■ What is needed
From the records below, pull each line that has "than".

------ Records provided ------

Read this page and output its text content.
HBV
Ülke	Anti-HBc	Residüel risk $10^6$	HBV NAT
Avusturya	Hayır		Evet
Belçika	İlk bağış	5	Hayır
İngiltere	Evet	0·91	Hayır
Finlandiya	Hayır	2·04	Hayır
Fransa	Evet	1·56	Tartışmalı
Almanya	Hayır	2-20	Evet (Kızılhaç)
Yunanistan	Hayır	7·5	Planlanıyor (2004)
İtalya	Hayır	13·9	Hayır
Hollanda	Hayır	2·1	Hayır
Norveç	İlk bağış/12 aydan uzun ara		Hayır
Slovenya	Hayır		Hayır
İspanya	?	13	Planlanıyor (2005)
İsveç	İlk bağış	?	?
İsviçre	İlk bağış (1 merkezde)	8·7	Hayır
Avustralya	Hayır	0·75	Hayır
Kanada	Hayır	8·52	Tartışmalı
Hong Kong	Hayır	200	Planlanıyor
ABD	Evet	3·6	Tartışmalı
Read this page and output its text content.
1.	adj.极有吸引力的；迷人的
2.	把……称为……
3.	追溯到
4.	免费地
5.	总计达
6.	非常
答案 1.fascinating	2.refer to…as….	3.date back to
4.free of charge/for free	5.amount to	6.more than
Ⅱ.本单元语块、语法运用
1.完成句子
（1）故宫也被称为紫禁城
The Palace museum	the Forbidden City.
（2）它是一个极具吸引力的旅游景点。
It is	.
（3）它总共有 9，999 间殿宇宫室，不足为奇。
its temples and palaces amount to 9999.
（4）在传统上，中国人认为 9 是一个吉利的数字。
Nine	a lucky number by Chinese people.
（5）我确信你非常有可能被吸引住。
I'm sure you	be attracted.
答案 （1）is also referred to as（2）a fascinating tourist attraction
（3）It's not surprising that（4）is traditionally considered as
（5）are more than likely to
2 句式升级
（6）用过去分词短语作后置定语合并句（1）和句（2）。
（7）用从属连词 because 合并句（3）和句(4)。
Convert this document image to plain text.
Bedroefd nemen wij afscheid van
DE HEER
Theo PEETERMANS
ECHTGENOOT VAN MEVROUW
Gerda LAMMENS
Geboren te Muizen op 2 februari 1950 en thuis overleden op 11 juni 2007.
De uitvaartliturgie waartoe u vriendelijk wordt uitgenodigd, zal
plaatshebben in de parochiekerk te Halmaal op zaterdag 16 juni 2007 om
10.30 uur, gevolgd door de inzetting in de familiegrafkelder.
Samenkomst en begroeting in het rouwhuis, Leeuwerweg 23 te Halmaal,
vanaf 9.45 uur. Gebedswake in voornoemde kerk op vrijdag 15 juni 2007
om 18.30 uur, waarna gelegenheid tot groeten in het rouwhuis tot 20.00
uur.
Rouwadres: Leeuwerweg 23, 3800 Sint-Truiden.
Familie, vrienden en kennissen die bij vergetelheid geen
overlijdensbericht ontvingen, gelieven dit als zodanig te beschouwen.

------

■ Result for this exercise
4.free of charge/for free	5.amount to	6.more than
（5）are more than likely to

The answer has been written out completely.